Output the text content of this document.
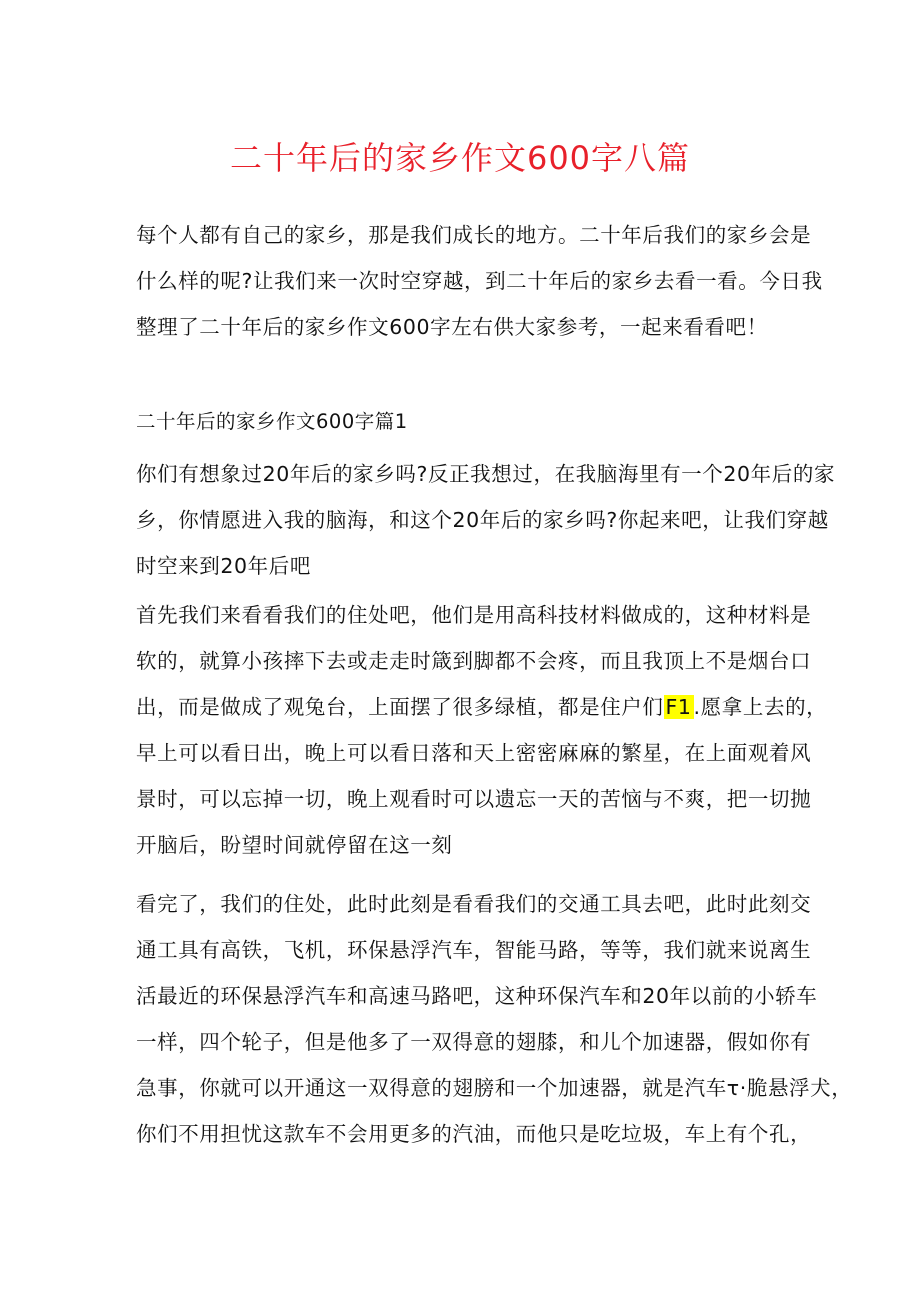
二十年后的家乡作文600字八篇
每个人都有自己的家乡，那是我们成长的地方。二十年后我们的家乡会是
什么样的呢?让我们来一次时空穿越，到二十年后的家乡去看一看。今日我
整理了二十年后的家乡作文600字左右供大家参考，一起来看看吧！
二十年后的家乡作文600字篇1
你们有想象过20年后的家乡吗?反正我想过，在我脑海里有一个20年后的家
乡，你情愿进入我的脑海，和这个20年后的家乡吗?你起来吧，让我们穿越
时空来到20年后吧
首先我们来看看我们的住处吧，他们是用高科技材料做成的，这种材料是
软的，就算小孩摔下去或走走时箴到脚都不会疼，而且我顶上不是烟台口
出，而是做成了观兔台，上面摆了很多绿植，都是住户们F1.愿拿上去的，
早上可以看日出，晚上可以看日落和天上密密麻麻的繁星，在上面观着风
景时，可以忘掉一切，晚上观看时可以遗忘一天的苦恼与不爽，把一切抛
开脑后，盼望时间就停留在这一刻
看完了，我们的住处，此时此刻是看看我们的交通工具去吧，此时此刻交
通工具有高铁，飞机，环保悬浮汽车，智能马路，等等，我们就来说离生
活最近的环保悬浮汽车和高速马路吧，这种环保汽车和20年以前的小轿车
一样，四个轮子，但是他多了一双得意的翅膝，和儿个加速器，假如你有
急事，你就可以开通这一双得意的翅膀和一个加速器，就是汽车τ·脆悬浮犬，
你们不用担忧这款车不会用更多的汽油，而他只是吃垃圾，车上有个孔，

----

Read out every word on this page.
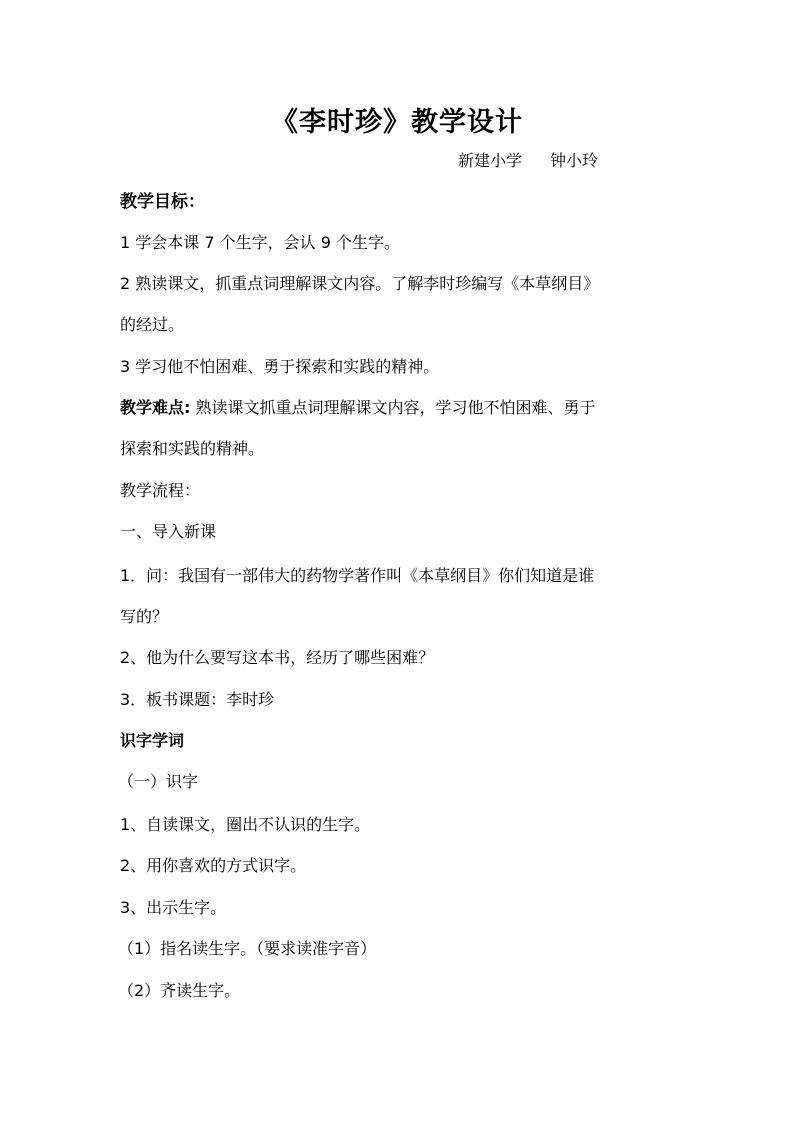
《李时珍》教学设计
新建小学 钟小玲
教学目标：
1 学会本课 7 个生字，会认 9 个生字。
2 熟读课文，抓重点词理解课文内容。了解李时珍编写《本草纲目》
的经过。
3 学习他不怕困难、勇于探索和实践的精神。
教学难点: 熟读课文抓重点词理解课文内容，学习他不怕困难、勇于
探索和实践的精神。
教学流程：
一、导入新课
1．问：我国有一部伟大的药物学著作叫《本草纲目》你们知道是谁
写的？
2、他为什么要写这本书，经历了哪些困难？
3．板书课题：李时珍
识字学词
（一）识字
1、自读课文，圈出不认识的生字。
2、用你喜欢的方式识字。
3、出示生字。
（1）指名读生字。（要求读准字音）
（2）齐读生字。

----

_Stated goal_.
Using the listing above, state the number of lines that hold "本草纲目", with no other text.

_Output below_.
2